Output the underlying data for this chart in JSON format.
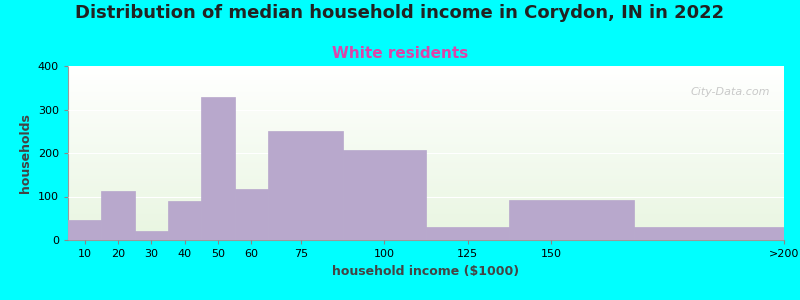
{
  "title": "Distribution of median household income in Corydon, IN in 2022",
  "subtitle": "White residents",
  "xlabel": "household income ($1000)",
  "ylabel": "households",
  "background_color": "#00FFFF",
  "plot_bg_colors": [
    "#e8f5e0",
    "#f8fff8",
    "#ffffff"
  ],
  "bar_color": "#b8a8cc",
  "bar_edge_color": "#9988aa",
  "categories": [
    "10",
    "20",
    "30",
    "40",
    "50",
    "60",
    "75",
    "100",
    "125",
    "150",
    ">200"
  ],
  "bin_edges": [
    5,
    15,
    25,
    35,
    45,
    55,
    65,
    87.5,
    112.5,
    137.5,
    175,
    220
  ],
  "tick_positions": [
    10,
    20,
    30,
    40,
    50,
    60,
    75,
    100,
    125,
    150,
    220
  ],
  "tick_labels": [
    "10",
    "20",
    "30",
    "40",
    "50",
    "60",
    "75",
    "100",
    "125",
    "150",
    ">200"
  ],
  "values": [
    45,
    113,
    20,
    90,
    328,
    118,
    250,
    208,
    30,
    93,
    30
  ],
  "ylim": [
    0,
    400
  ],
  "yticks": [
    0,
    100,
    200,
    300,
    400
  ],
  "title_fontsize": 13,
  "subtitle_fontsize": 11,
  "subtitle_color": "#dd44aa",
  "axis_label_fontsize": 9,
  "tick_fontsize": 8,
  "watermark_text": "City-Data.com",
  "watermark_color": "#c0c0c0"
}
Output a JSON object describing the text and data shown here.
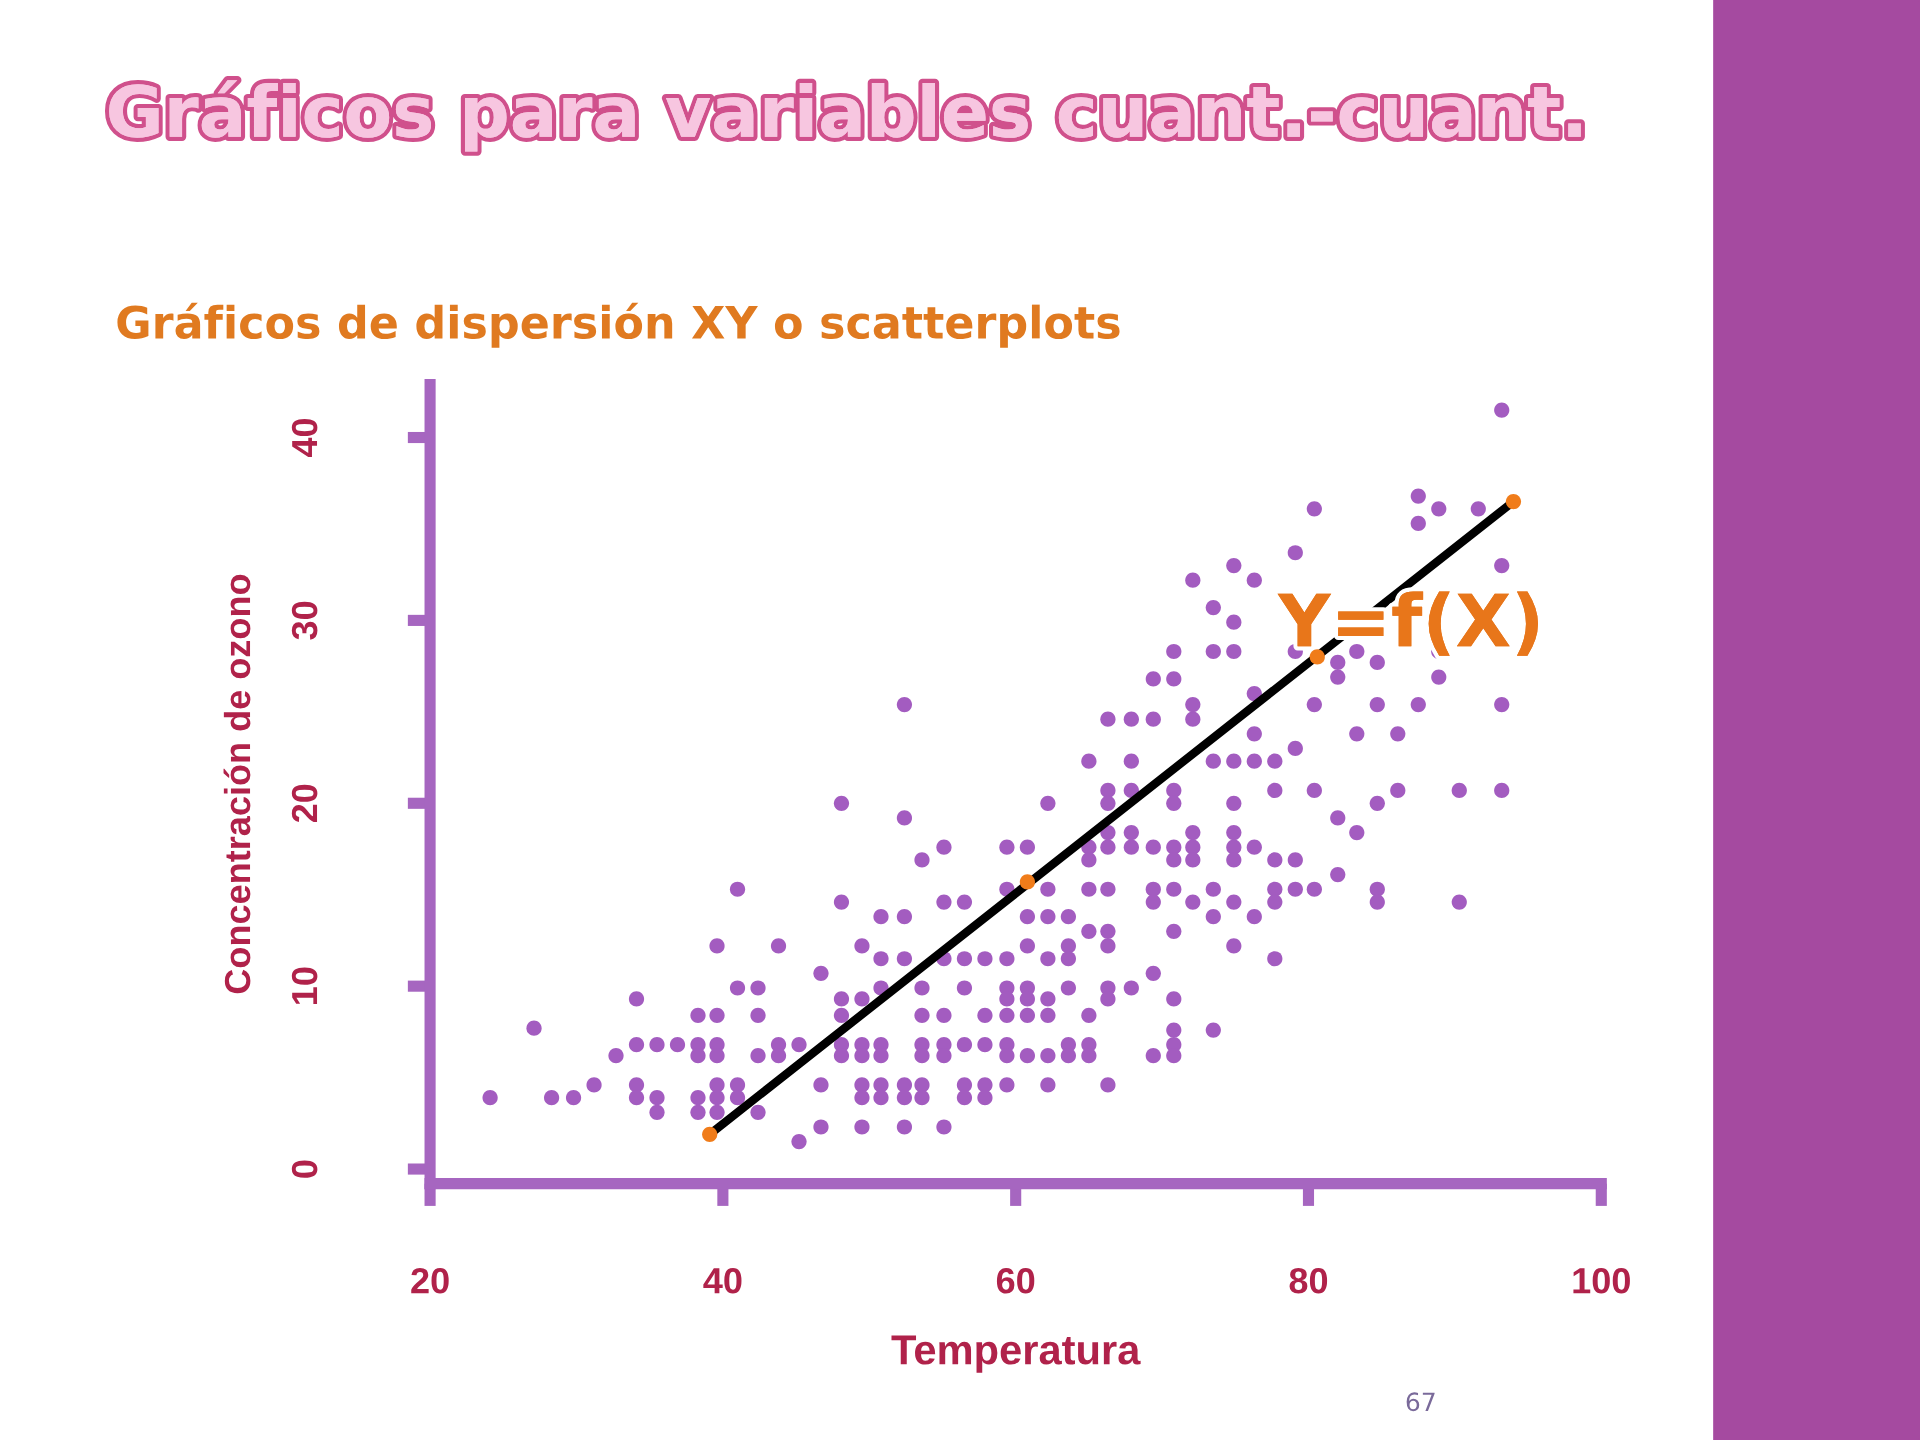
{
  "chart_data": {
    "type": "scatter",
    "title": "Gráficos para variables cuant.-cuant.",
    "subtitle": "Gráficos de dispersión XY o scatterplots",
    "xlabel": "Temperatura",
    "ylabel": "Concentración de ozono",
    "annotations": [
      "Y=f(X)",
      "67"
    ],
    "xlim": [
      20,
      100
    ],
    "ylim": [
      -0.8,
      42.9
    ],
    "xticks": [
      20,
      40,
      60,
      80,
      100
    ],
    "yticks": [
      0,
      10,
      20,
      30,
      40
    ],
    "grid": false,
    "legend": false,
    "series": [
      {
        "color": "#a35cc0",
        "marker": "circle",
        "x": [
          24.1,
          27.1,
          28.3,
          29.8,
          31.2,
          32.7,
          34.1,
          34.1,
          35.5,
          36.9,
          34.1,
          34.1,
          35.5,
          35.5,
          38.3,
          39.6,
          38.3,
          39.6,
          38.3,
          39.6,
          38.3,
          39.6,
          38.3,
          39.6,
          41.0,
          39.6,
          41.0,
          42.4,
          39.6,
          41.0,
          41.0,
          42.4,
          42.4,
          42.4,
          43.8,
          45.2,
          43.8,
          43.8,
          45.2,
          46.7,
          46.7,
          46.7,
          48.1,
          48.1,
          49.5,
          48.1,
          49.5,
          48.1,
          48.1,
          49.5,
          50.8,
          48.1,
          49.5,
          50.8,
          49.5,
          50.8,
          52.4,
          53.6,
          49.5,
          50.8,
          52.4,
          53.6,
          49.5,
          52.4,
          55.1,
          52.4,
          53.6,
          50.8,
          52.4,
          50.8,
          52.4,
          50.8,
          53.6,
          53.6,
          55.1,
          53.6,
          55.1,
          56.5,
          57.9,
          59.4,
          53.6,
          55.1,
          59.4,
          56.5,
          57.9,
          59.4,
          56.5,
          57.9,
          55.1,
          59.4,
          55.1,
          56.5,
          55.1,
          56.5,
          57.9,
          59.4,
          56.5,
          59.4,
          59.4,
          57.9,
          59.4,
          73.5,
          74.9,
          70.8,
          73.5,
          74.9,
          79.1,
          69.4,
          70.8,
          52.4,
          76.3,
          66.3,
          67.9,
          69.4,
          72.1,
          72.1,
          76.3,
          79.1,
          65.0,
          67.9,
          73.5,
          74.9,
          76.3,
          77.7,
          66.3,
          67.9,
          70.8,
          77.7,
          80.4,
          62.2,
          66.3,
          70.8,
          74.9,
          66.3,
          67.9,
          72.1,
          74.9,
          60.8,
          65.0,
          66.3,
          67.9,
          69.4,
          70.8,
          72.1,
          74.9,
          76.3,
          65.0,
          70.8,
          72.1,
          74.9,
          77.7,
          79.1,
          59.4,
          62.2,
          65.0,
          66.3,
          69.4,
          70.8,
          73.5,
          77.7,
          79.1,
          80.4,
          69.4,
          72.1,
          74.9,
          77.7,
          60.8,
          62.2,
          63.6,
          73.5,
          76.3,
          65.0,
          66.3,
          70.8,
          60.8,
          63.6,
          66.3,
          74.9,
          62.2,
          63.6,
          77.7,
          69.4,
          60.8,
          63.6,
          66.3,
          67.9,
          60.8,
          62.2,
          66.3,
          70.8,
          60.8,
          62.2,
          65.0,
          70.8,
          73.5,
          63.6,
          65.0,
          70.8,
          60.8,
          62.2,
          63.6,
          65.0,
          69.4,
          70.8,
          62.2,
          66.3,
          93.2,
          87.5,
          88.9,
          91.6,
          87.5,
          80.4,
          79.1,
          74.9,
          72.1,
          76.3,
          93.2,
          83.3,
          88.9,
          82.0,
          84.7,
          82.0,
          88.9,
          80.4,
          84.7,
          87.5,
          93.2,
          83.3,
          86.1,
          86.1,
          90.3,
          93.2,
          84.7,
          82.0,
          83.3,
          82.0,
          84.7,
          84.7,
          90.3
        ],
        "values": [
          3.9,
          7.7,
          3.9,
          3.9,
          4.6,
          6.2,
          9.3,
          6.8,
          6.8,
          6.8,
          4.6,
          3.9,
          3.9,
          3.1,
          8.4,
          8.4,
          6.8,
          6.8,
          6.2,
          6.2,
          3.9,
          3.9,
          3.1,
          3.1,
          4.6,
          4.6,
          3.9,
          3.1,
          12.2,
          15.3,
          9.9,
          9.9,
          8.4,
          6.2,
          6.8,
          6.8,
          6.2,
          12.2,
          1.5,
          10.7,
          4.6,
          2.3,
          20.0,
          14.6,
          12.2,
          9.3,
          9.3,
          8.4,
          6.8,
          6.8,
          6.8,
          6.2,
          6.2,
          6.2,
          4.6,
          4.6,
          4.6,
          4.6,
          3.9,
          3.9,
          3.9,
          3.9,
          2.3,
          2.3,
          2.3,
          19.2,
          16.9,
          13.8,
          13.8,
          11.5,
          11.5,
          9.9,
          9.9,
          8.4,
          8.4,
          6.8,
          6.8,
          6.8,
          6.8,
          6.8,
          6.2,
          6.2,
          6.2,
          4.6,
          4.6,
          4.6,
          3.9,
          3.9,
          17.6,
          17.6,
          14.6,
          14.6,
          11.5,
          11.5,
          11.5,
          11.5,
          9.9,
          9.9,
          9.3,
          8.4,
          8.4,
          30.7,
          29.9,
          28.3,
          28.3,
          28.3,
          28.3,
          26.8,
          26.8,
          25.4,
          26.0,
          24.6,
          24.6,
          24.6,
          24.6,
          25.4,
          23.8,
          23.0,
          22.3,
          22.3,
          22.3,
          22.3,
          22.3,
          22.3,
          20.7,
          20.7,
          20.7,
          20.7,
          20.7,
          20.0,
          20.0,
          20.0,
          20.0,
          18.4,
          18.4,
          18.4,
          18.4,
          17.6,
          17.6,
          17.6,
          17.6,
          17.6,
          17.6,
          17.6,
          17.6,
          17.6,
          16.9,
          16.9,
          16.9,
          16.9,
          16.9,
          16.9,
          15.3,
          15.3,
          15.3,
          15.3,
          15.3,
          15.3,
          15.3,
          15.3,
          15.3,
          15.3,
          14.6,
          14.6,
          14.6,
          14.6,
          13.8,
          13.8,
          13.8,
          13.8,
          13.8,
          13.0,
          13.0,
          13.0,
          12.2,
          12.2,
          12.2,
          12.2,
          11.5,
          11.5,
          11.5,
          10.7,
          9.9,
          9.9,
          9.9,
          9.9,
          9.3,
          9.3,
          9.3,
          9.3,
          8.4,
          8.4,
          8.4,
          7.6,
          7.6,
          6.8,
          6.8,
          6.8,
          6.2,
          6.2,
          6.2,
          6.2,
          6.2,
          6.2,
          4.6,
          4.6,
          41.5,
          36.8,
          36.1,
          36.1,
          35.3,
          36.1,
          33.7,
          33.0,
          32.2,
          32.2,
          33.0,
          28.3,
          28.3,
          27.7,
          27.7,
          26.9,
          26.9,
          25.4,
          25.4,
          25.4,
          25.4,
          23.8,
          23.8,
          20.7,
          20.7,
          20.7,
          20.0,
          19.2,
          18.4,
          16.1,
          15.3,
          14.6,
          14.6
        ]
      },
      {
        "type": "line",
        "color": "#000000",
        "marker": "none",
        "line_style": "solid",
        "x": [
          39.1,
          94.0
        ],
        "values": [
          1.9,
          36.5
        ]
      },
      {
        "type": "scatter",
        "color": "#f07c1a",
        "marker": "circle",
        "x": [
          39.1,
          60.8,
          80.6,
          94.0
        ],
        "values": [
          1.9,
          15.7,
          28.0,
          36.5
        ]
      }
    ]
  }
}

> Short exercise: Copy each line of the listing that holds the word "JSON".

> Response:
Output the underlying data for this chart in JSON format.
Output a JSON object describing the text and data shown here.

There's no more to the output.